**What you will do**
Write every record out again exactly as given.

**Information supplied**
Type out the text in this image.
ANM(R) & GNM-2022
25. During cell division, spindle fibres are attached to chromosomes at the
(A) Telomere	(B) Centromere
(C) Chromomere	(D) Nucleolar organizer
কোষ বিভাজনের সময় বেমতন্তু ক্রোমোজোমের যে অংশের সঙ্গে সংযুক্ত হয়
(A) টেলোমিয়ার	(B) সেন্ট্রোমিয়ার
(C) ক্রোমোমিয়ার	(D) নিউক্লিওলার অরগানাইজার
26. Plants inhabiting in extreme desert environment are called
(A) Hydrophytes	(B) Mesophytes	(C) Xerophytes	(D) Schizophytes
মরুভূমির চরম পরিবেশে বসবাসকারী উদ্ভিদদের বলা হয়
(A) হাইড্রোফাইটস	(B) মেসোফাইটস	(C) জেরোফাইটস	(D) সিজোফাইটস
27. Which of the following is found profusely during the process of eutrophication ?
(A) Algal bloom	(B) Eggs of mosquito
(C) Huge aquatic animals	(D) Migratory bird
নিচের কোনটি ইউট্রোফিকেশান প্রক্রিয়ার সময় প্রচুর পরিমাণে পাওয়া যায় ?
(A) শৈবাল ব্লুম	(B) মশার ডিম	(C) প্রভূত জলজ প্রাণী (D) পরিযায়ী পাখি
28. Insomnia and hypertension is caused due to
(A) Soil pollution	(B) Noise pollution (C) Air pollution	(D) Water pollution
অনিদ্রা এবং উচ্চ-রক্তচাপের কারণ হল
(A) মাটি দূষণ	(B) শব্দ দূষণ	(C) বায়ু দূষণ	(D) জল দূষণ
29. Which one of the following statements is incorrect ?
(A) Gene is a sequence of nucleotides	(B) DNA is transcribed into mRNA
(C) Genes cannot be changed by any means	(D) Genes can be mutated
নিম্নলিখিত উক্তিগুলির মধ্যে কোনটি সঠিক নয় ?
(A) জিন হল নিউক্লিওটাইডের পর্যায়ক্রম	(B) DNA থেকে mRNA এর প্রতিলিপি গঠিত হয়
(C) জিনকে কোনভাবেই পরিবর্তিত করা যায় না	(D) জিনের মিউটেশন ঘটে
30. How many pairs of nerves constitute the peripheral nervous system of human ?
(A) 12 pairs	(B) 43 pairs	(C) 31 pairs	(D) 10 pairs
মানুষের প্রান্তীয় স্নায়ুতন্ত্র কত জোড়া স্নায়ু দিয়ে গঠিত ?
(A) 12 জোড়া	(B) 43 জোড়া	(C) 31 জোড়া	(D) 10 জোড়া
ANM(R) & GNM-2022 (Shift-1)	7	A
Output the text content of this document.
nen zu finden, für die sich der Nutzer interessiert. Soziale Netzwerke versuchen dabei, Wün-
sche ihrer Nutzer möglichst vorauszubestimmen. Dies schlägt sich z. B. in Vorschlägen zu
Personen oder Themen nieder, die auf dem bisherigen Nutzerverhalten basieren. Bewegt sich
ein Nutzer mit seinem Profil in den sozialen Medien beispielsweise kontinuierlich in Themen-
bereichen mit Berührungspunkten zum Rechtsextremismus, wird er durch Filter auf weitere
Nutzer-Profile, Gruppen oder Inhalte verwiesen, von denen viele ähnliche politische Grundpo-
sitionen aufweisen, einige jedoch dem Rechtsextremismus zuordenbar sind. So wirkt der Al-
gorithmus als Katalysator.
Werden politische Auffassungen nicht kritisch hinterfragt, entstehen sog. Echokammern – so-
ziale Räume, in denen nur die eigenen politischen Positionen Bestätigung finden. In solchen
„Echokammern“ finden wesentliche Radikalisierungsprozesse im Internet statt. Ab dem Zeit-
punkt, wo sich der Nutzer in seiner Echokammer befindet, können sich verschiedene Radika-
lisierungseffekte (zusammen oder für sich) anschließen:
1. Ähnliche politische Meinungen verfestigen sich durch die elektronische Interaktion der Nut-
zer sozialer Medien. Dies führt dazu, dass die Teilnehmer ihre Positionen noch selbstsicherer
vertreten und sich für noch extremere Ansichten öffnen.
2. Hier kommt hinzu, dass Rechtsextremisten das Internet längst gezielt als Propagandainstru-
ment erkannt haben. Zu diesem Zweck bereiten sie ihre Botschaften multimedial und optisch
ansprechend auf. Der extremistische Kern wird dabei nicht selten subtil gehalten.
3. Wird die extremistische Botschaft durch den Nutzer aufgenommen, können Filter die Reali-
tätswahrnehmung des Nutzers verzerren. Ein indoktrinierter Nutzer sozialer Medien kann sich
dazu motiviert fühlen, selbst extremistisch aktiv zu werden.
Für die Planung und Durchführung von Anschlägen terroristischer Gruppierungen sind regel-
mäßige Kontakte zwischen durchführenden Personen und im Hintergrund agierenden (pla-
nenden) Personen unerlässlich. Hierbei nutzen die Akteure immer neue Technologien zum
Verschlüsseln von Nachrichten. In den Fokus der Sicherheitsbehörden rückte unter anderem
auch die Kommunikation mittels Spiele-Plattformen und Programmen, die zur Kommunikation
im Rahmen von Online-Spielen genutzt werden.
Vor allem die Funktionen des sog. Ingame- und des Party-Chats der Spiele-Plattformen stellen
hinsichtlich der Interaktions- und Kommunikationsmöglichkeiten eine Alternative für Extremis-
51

**Result for this exercise**
Type out the text in this image.
ANM(R) & GNM-2022
25. During cell division, spindle fibres are attached to chromosomes at the
(A) Telomere	(B) Centromere
(C) Chromomere	(D) Nucleolar organizer
কোষ বিভাজনের সময় বেমতন্তু ক্রোমোজোমের যে অংশের সঙ্গে সংযুক্ত হয়
(A) টেলোমিয়ার	(B) সেন্ট্রোমিয়ার
(C) ক্রোমোমিয়ার	(D) নিউক্লিওলার অরগানাইজার
26. Plants inhabiting in extreme desert environment are called
(A) Hydrophytes	(B) Mesophytes	(C) Xerophytes	(D) Schizophytes
মরুভূমির চরম পরিবেশে বসবাসকারী উদ্ভিদদের বলা হয়
(A) হাইড্রোফাইটস	(B) মেসোফাইটস	(C) জেরোফাইটস	(D) সিজোফাইটস
27. Which of the following is found profusely during the process of eutrophication ?
(A) Algal bloom	(B) Eggs of mosquito
(C) Huge aquatic animals	(D) Migratory bird
নিচের কোনটি ইউট্রোফিকেশান প্রক্রিয়ার সময় প্রচুর পরিমাণে পাওয়া যায় ?
(A) শৈবাল ব্লুম	(B) মশার ডিম	(C) প্রভূত জলজ প্রাণী (D) পরিযায়ী পাখি
28. Insomnia and hypertension is caused due to
(A) Soil pollution	(B) Noise pollution (C) Air pollution	(D) Water pollution
অনিদ্রা এবং উচ্চ-রক্তচাপের কারণ হল
(A) মাটি দূষণ	(B) শব্দ দূষণ	(C) বায়ু দূষণ	(D) জল দূষণ
29. Which one of the following statements is incorrect ?
(A) Gene is a sequence of nucleotides	(B) DNA is transcribed into mRNA
(C) Genes cannot be changed by any means	(D) Genes can be mutated
নিম্নলিখিত উক্তিগুলির মধ্যে কোনটি সঠিক নয় ?
(A) জিন হল নিউক্লিওটাইডের পর্যায়ক্রম	(B) DNA থেকে mRNA এর প্রতিলিপি গঠিত হয়
(C) জিনকে কোনভাবেই পরিবর্তিত করা যায় না	(D) জিনের মিউটেশন ঘটে
30. How many pairs of nerves constitute the peripheral nervous system of human ?
(A) 12 pairs	(B) 43 pairs	(C) 31 pairs	(D) 10 pairs
মানুষের প্রান্তীয় স্নায়ুতন্ত্র কত জোড়া স্নায়ু দিয়ে গঠিত ?
(A) 12 জোড়া	(B) 43 জোড়া	(C) 31 জোড়া	(D) 10 জোড়া
ANM(R) & GNM-2022 (Shift-1)	7	A
Output the text content of this document.
nen zu finden, für die sich der Nutzer interessiert. Soziale Netzwerke versuchen dabei, Wün-
sche ihrer Nutzer möglichst vorauszubestimmen. Dies schlägt sich z. B. in Vorschlägen zu
Personen oder Themen nieder, die auf dem bisherigen Nutzerverhalten basieren. Bewegt sich
ein Nutzer mit seinem Profil in den sozialen Medien beispielsweise kontinuierlich in Themen-
bereichen mit Berührungspunkten zum Rechtsextremismus, wird er durch Filter auf weitere
Nutzer-Profile, Gruppen oder Inhalte verwiesen, von denen viele ähnliche politische Grundpo-
sitionen aufweisen, einige jedoch dem Rechtsextremismus zuordenbar sind. So wirkt der Al-
gorithmus als Katalysator.
Werden politische Auffassungen nicht kritisch hinterfragt, entstehen sog. Echokammern – so-
ziale Räume, in denen nur die eigenen politischen Positionen Bestätigung finden. In solchen
„Echokammern“ finden wesentliche Radikalisierungsprozesse im Internet statt. Ab dem Zeit-
punkt, wo sich der Nutzer in seiner Echokammer befindet, können sich verschiedene Radika-
lisierungseffekte (zusammen oder für sich) anschließen:
1. Ähnliche politische Meinungen verfestigen sich durch die elektronische Interaktion der Nut-
zer sozialer Medien. Dies führt dazu, dass die Teilnehmer ihre Positionen noch selbstsicherer
vertreten und sich für noch extremere Ansichten öffnen.
2. Hier kommt hinzu, dass Rechtsextremisten das Internet längst gezielt als Propagandainstru-
ment erkannt haben. Zu diesem Zweck bereiten sie ihre Botschaften multimedial und optisch
ansprechend auf. Der extremistische Kern wird dabei nicht selten subtil gehalten.
3. Wird die extremistische Botschaft durch den Nutzer aufgenommen, können Filter die Reali-
tätswahrnehmung des Nutzers verzerren. Ein indoktrinierter Nutzer sozialer Medien kann sich
dazu motiviert fühlen, selbst extremistisch aktiv zu werden.
Für die Planung und Durchführung von Anschlägen terroristischer Gruppierungen sind regel-
mäßige Kontakte zwischen durchführenden Personen und im Hintergrund agierenden (pla-
nenden) Personen unerlässlich. Hierbei nutzen die Akteure immer neue Technologien zum
Verschlüsseln von Nachrichten. In den Fokus der Sicherheitsbehörden rückte unter anderem
auch die Kommunikation mittels Spiele-Plattformen und Programmen, die zur Kommunikation
im Rahmen von Online-Spielen genutzt werden.
Vor allem die Funktionen des sog. Ingame- und des Party-Chats der Spiele-Plattformen stellen
hinsichtlich der Interaktions- und Kommunikationsmöglichkeiten eine Alternative für Extremis-
51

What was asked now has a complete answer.